§ **Yapılacak iş**:
Mehmet Şimşek'in dönüşüyle ilgili yazıya bakarak aşağıdaki üç ifadenin yazıyla uyuşup uyuşmadığını söyleyin. Her biri için evet ya da hayır deyip yazıdan belirleyici sözleri aynen alıntılayın.
1. Merkez bankasının faiz indirimleri 2021 Eylül ayından itibaren başladı.
2. Yazar, Mehmet Şimşek'in döneceğini önceden tahmin etmişti.
3. Ortak açıklama için Ak Parti binası önünde platform kuruldu.

§ **Seçilen bölüm**:
[voiserPlayer]
“Finanstaki en tehlikeli üç kelime ‘Bu sefer farklı’dır.” Sir John Templeton
“Odadaki sıcaklığı kalıcı olarak değiştirmenin yolu, termostatı (sıcak sabitleyici alet) sıfırlamaktır. Aynı şekilde, ekonomik başarı seviyenizi kalıcı olarak değiştirmenin tek yolu, ekonomik termostatınızı sıfırlamaktır. Ama değişip değişmemek sizin seçiminizdir.” T. Harv Eker
Türkiye ekonomisi sahip olduğu birçok sorunla birlikte özellikle 2021 Eylül ayından itibaren başlayan merkez bankası faiz indirimleri ile zorlu günlerden geçmekte. Sürdürülemezliği kaçınılmaz olan politikalar, nihayetinde seçim sonuçları ve Mehmet Şimşek’in gelişiyle birlikte rafa kalkmaya hazırlanıyor ve yeni bir döneme giriyor gözüküyoruz. Mehmet Şimşek’in deyimiyle irrasyonaliteden rasyonaliteye geçiş dönemi, beraberinde birçok soruyu da getiriyor. Bu yazıda da bu 180 dereceye yakın dönüşe dair akla gelen sorular için kendimce cevaplar bulmaya çalıştım.
Mehmet Şimşek’in Dönüşü
Mehmet Şimşek’in dönmeyeceğini düşünen ve yanılanlardan biriyim ve bu dönüşü anlamlandırmaya çalışıyorum. Bu dönüşü anlamlandırmaya çalışmak için sanırım önce dönüş sürecine bakmakta fayda var.
Kendisi defalarca Erdoğan ile görüştü ve hatta ortak açıklama yapmaları için Ak Parti binası önünde platform bile kuruldu ama yine de dönmedi. Bu bilgi bizim için kıymetli. Burada biliyoruz ki ikna edilmeye çalışılan kişi Mehmet Şimşek idi ve zor durumda olan Türkiye ekonomisi ve Erdoğan’ın kendisiydi.
Bu durumda, şartlarını kabul ettiren tarafın çoğunlukla Mehmet Şimşek olduğu çıkarımını yapabiliriz. Dolayısıyla da Mehmet Şimşek şartlarını kabul ettirmiş ve bunların uygulanacağına da ikna olmuş olsa gerek. Erdoğan’ı ikna ettiğinin bir diğer sinyali de Pazar günü devir teslim töreninde rasyonaliteye dönüleceği mesajını vermesi idi.

§ **Verilen malzeme**:
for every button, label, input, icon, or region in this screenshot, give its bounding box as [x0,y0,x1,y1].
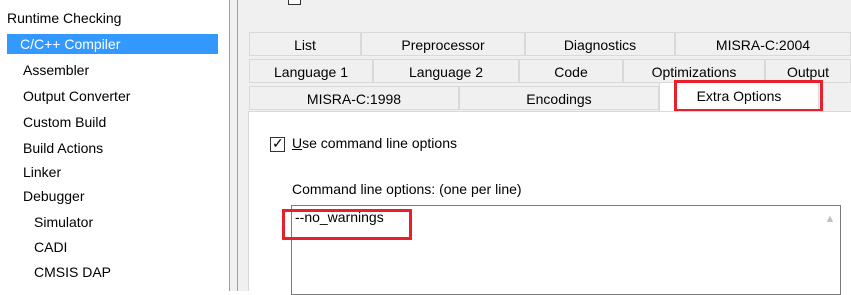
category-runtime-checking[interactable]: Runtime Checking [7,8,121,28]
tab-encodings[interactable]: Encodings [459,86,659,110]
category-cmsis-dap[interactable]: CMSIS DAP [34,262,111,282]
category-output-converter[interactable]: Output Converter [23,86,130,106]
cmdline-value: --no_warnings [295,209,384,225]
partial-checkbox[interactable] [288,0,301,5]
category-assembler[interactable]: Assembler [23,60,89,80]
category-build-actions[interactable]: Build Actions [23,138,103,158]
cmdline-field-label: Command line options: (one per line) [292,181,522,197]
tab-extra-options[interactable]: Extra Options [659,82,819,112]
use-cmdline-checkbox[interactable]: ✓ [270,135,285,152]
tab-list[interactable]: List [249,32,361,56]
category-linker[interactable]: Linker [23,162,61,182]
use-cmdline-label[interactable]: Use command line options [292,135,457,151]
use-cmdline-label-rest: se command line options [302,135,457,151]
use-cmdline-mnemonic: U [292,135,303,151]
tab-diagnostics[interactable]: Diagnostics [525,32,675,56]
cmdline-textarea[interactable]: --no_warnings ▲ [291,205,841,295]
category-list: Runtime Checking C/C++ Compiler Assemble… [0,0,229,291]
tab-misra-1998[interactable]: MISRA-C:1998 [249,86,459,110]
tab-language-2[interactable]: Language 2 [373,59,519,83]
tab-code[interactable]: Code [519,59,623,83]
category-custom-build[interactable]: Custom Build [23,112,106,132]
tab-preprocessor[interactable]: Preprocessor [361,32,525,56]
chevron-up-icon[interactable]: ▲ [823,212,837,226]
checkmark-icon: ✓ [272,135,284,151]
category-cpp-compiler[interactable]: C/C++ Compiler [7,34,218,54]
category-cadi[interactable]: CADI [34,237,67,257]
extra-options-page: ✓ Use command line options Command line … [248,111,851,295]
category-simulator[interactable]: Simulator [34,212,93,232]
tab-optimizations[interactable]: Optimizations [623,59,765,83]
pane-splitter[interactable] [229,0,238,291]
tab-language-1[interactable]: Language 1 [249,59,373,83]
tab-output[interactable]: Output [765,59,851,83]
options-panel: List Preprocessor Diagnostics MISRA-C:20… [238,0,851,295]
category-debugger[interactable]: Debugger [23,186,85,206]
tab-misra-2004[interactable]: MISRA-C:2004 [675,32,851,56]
...
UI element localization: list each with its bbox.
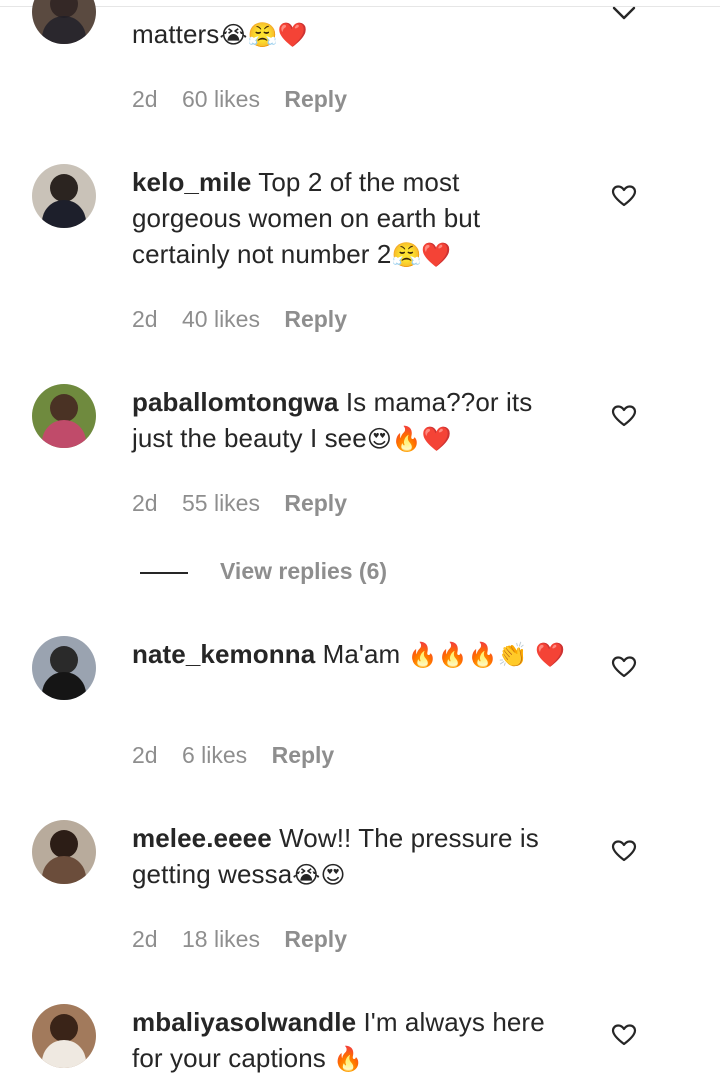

§ **Yanıt**:
1. Evet: "özellikle 2021 Eylül ayından itibaren başlayan merkez bankası faiz indirimleri"
2. Hayır: "Mehmet Şimşek’in dönmeyeceğini düşünen ve yanılanlardan biriyim"
3. Evet: "ortak açıklama yapmaları için Ak Parti binası önünde platform bile kuruldu"